[Start Records provided]
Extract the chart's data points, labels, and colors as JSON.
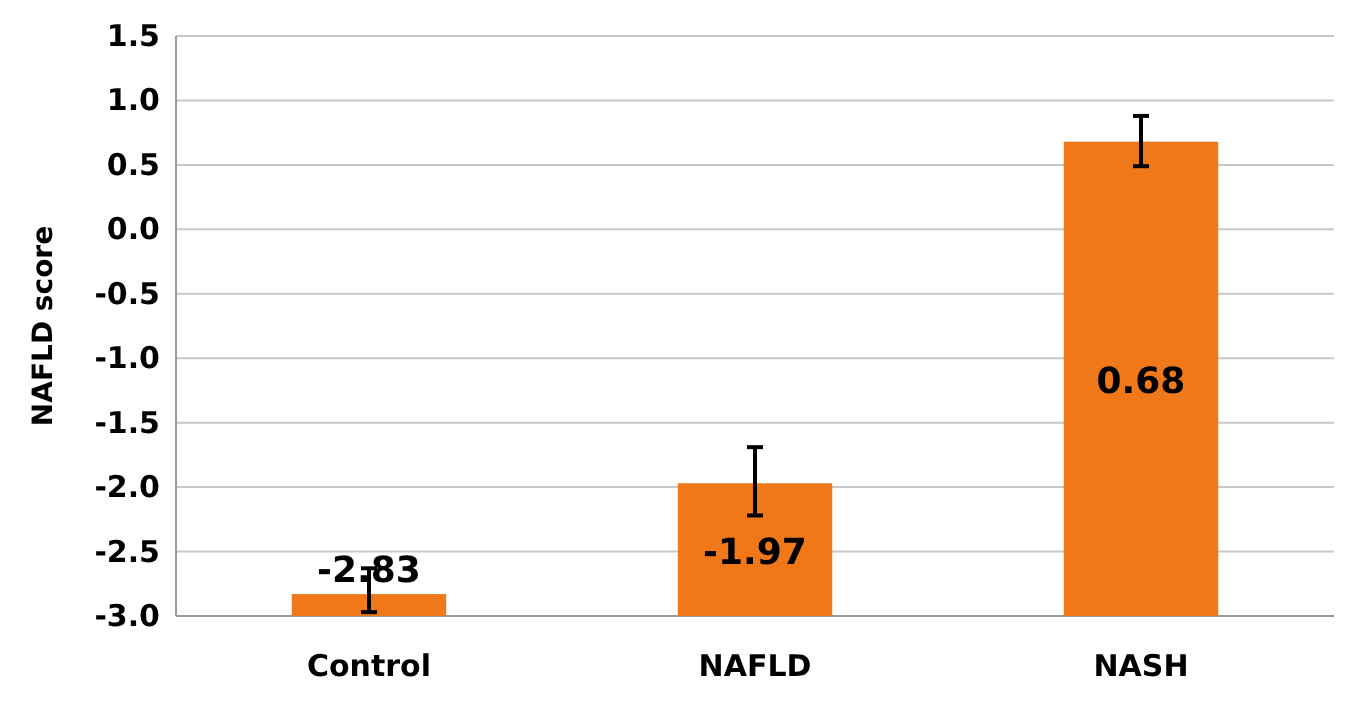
{
  "chart_data": {
    "type": "bar",
    "ylabel": "NAFLD score",
    "categories": [
      "Control",
      "NAFLD",
      "NASH"
    ],
    "base": [
      -3,
      -3,
      -3
    ],
    "values": [
      0.17,
      1.03,
      3.68
    ],
    "value_labels": [
      "-2.83",
      "-1.97",
      "0.68"
    ],
    "errors": [
      [
        -2.97,
        -2.63
      ],
      [
        -2.22,
        -1.69
      ],
      [
        0.49,
        0.88
      ]
    ],
    "color": "#f07818",
    "ylim": [
      -3,
      1.5
    ],
    "yticks": [
      {
        "value": -3,
        "label": "-3.0"
      },
      -2.5,
      {
        "value": -2,
        "label": "-2.0"
      },
      -1.5,
      {
        "value": -1,
        "label": "-1.0"
      },
      -0.5,
      {
        "value": 0,
        "label": "0.0"
      },
      0.5,
      {
        "value": 1,
        "label": "1.0"
      },
      1.5
    ],
    "grid": "y"
  }
}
[End Records provided]
- **Prompt**
Each entry gets copied exactly; the pictures stay out.

- **Task answer**
Extract the chart's data points, labels, and colors as JSON.
{
  "chart_data": {
    "type": "bar",
    "ylabel": "NAFLD score",
    "categories": [
      "Control",
      "NAFLD",
      "NASH"
    ],
    "base": [
      -3,
      -3,
      -3
    ],
    "values": [
      0.17,
      1.03,
      3.68
    ],
    "value_labels": [
      "-2.83",
      "-1.97",
      "0.68"
    ],
    "errors": [
      [
        -2.97,
        -2.63
      ],
      [
        -2.22,
        -1.69
      ],
      [
        0.49,
        0.88
      ]
    ],
    "color": "#f07818",
    "ylim": [
      -3,
      1.5
    ],
    "yticks": [
      {
        "value": -3,
        "label": "-3.0"
      },
      -2.5,
      {
        "value": -2,
        "label": "-2.0"
      },
      -1.5,
      {
        "value": -1,
        "label": "-1.0"
      },
      -0.5,
      {
        "value": 0,
        "label": "0.0"
      },
      0.5,
      {
        "value": 1,
        "label": "1.0"
      },
      1.5
    ],
    "grid": "y"
  }
}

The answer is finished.